• [Objective]: Find and copy each line of the records where the string "vendredi" shows up.

________________

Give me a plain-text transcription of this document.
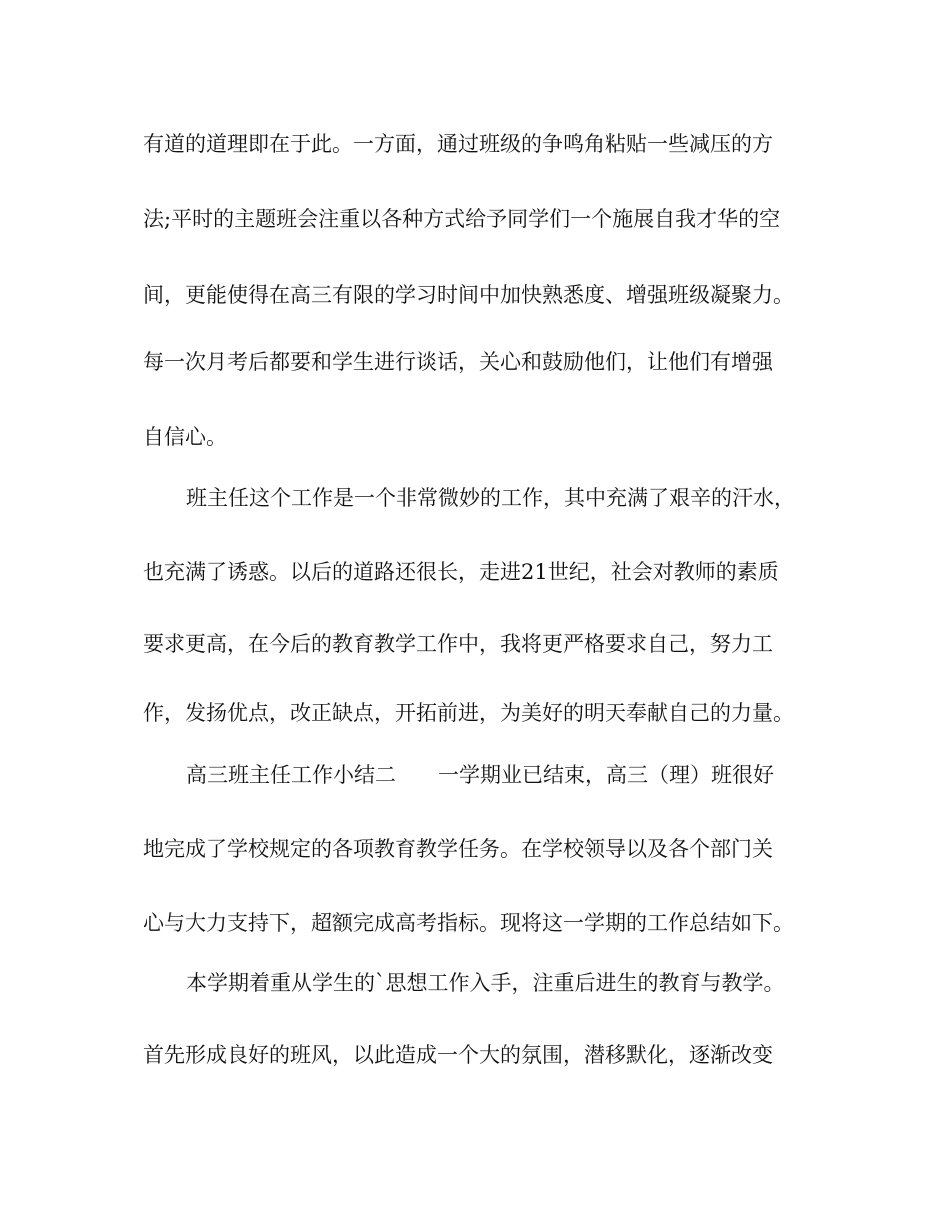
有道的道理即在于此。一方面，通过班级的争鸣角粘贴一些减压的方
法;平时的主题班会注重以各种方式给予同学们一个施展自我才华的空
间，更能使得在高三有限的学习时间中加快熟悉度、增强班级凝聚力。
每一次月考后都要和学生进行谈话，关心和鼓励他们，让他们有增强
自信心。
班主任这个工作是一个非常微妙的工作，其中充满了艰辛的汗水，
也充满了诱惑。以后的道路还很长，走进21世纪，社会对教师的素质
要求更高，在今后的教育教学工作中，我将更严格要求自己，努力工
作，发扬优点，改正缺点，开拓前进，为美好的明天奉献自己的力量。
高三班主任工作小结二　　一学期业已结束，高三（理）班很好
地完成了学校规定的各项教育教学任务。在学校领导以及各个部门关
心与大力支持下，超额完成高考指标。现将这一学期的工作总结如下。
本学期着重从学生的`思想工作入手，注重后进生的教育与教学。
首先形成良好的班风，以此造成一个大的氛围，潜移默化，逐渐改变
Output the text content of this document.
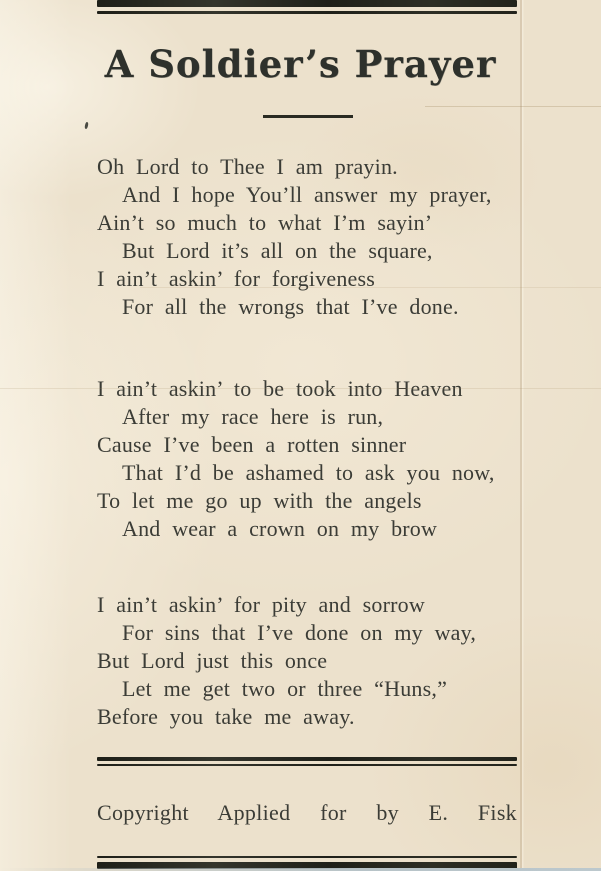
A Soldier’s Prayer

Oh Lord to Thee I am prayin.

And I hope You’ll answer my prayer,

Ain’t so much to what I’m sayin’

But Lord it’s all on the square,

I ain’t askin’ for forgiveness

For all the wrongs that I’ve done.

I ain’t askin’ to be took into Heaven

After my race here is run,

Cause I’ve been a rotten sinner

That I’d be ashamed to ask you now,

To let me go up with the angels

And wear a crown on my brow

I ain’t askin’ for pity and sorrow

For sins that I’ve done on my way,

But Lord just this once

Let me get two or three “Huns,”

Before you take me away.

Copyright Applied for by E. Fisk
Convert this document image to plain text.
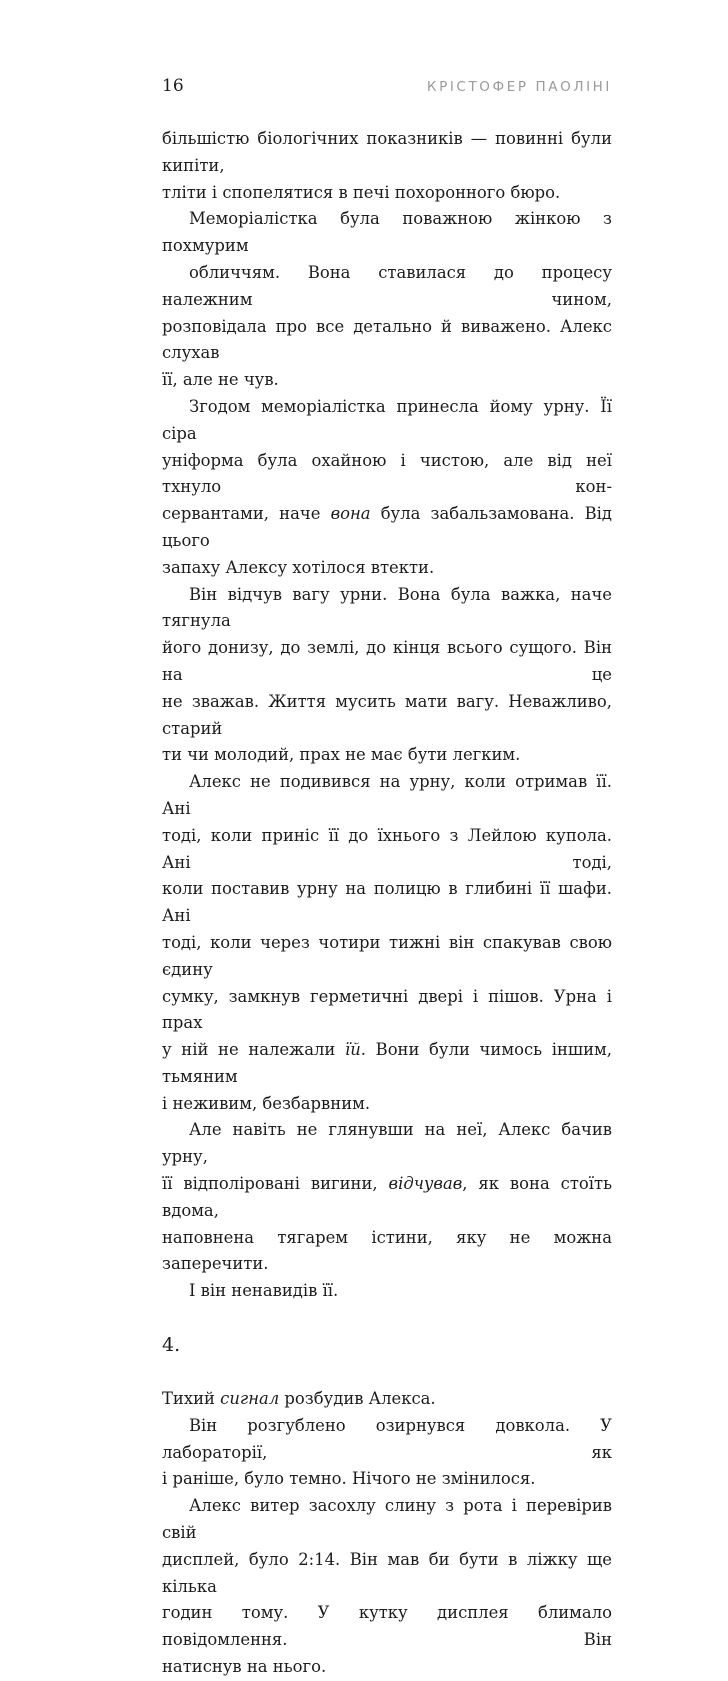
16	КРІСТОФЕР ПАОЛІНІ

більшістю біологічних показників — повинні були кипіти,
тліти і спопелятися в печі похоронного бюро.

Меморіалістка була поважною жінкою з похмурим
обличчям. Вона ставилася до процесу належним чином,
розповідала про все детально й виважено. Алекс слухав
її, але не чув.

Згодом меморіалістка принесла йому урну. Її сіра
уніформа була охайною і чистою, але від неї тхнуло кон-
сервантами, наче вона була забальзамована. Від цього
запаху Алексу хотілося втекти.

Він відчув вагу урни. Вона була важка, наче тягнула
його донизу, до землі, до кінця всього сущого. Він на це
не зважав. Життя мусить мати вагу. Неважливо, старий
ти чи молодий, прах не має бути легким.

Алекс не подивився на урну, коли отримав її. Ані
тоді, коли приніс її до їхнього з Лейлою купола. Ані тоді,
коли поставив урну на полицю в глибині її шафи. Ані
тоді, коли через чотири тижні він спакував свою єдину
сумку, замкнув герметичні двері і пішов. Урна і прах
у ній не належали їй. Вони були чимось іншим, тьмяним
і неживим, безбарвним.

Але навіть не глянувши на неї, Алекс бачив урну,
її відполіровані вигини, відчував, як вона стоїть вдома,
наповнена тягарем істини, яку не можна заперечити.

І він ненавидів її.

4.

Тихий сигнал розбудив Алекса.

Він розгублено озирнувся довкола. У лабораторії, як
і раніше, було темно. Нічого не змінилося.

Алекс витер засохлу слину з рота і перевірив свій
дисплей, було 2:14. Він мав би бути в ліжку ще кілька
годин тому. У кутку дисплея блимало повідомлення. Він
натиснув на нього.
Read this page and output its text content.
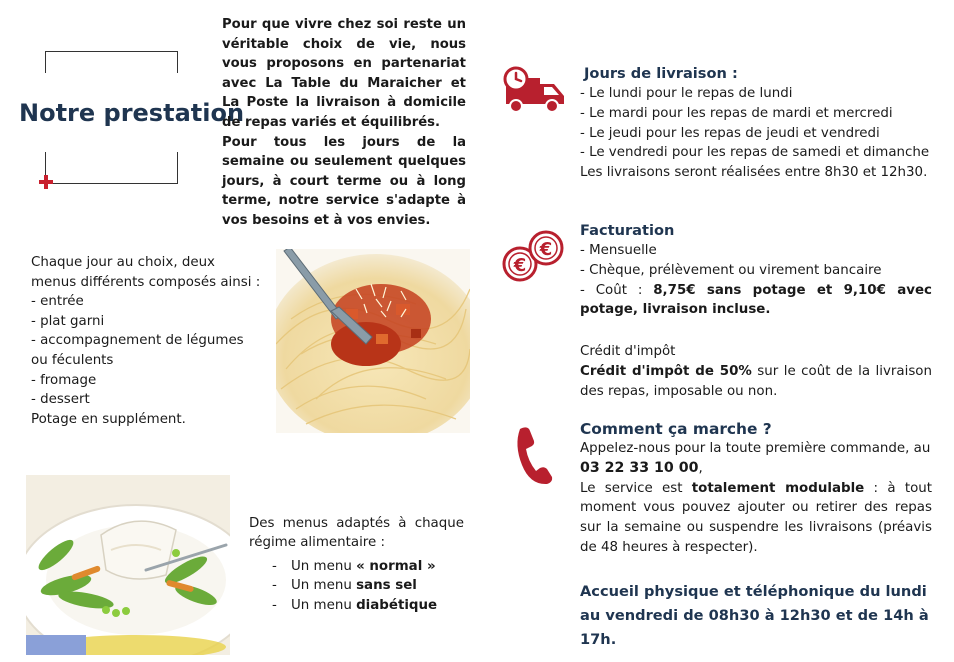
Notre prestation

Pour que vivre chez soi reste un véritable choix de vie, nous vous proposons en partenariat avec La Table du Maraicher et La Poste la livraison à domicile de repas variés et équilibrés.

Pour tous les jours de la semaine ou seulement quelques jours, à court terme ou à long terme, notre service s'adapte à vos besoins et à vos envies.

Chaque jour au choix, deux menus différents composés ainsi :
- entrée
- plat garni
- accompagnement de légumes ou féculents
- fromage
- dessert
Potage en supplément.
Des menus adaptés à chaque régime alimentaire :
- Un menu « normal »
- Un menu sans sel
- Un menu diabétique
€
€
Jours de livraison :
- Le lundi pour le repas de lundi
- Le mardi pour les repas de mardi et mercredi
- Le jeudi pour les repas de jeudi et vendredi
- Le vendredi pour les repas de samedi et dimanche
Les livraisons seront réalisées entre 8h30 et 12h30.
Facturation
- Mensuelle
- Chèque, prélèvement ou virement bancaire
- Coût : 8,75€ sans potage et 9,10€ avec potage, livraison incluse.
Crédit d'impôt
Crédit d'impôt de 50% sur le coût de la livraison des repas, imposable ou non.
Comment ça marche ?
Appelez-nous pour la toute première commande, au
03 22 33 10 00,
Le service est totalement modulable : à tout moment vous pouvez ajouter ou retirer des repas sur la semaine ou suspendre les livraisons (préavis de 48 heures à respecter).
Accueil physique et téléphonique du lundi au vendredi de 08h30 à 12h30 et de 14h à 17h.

________________

• [Completed exercise]:
- Le jeudi pour les repas de jeudi et vendredi
- Le vendredi pour les repas de samedi et dimanche
Accueil physique et téléphonique du lundi au vendredi de 08h30 à 12h30 et de 14h à 17h.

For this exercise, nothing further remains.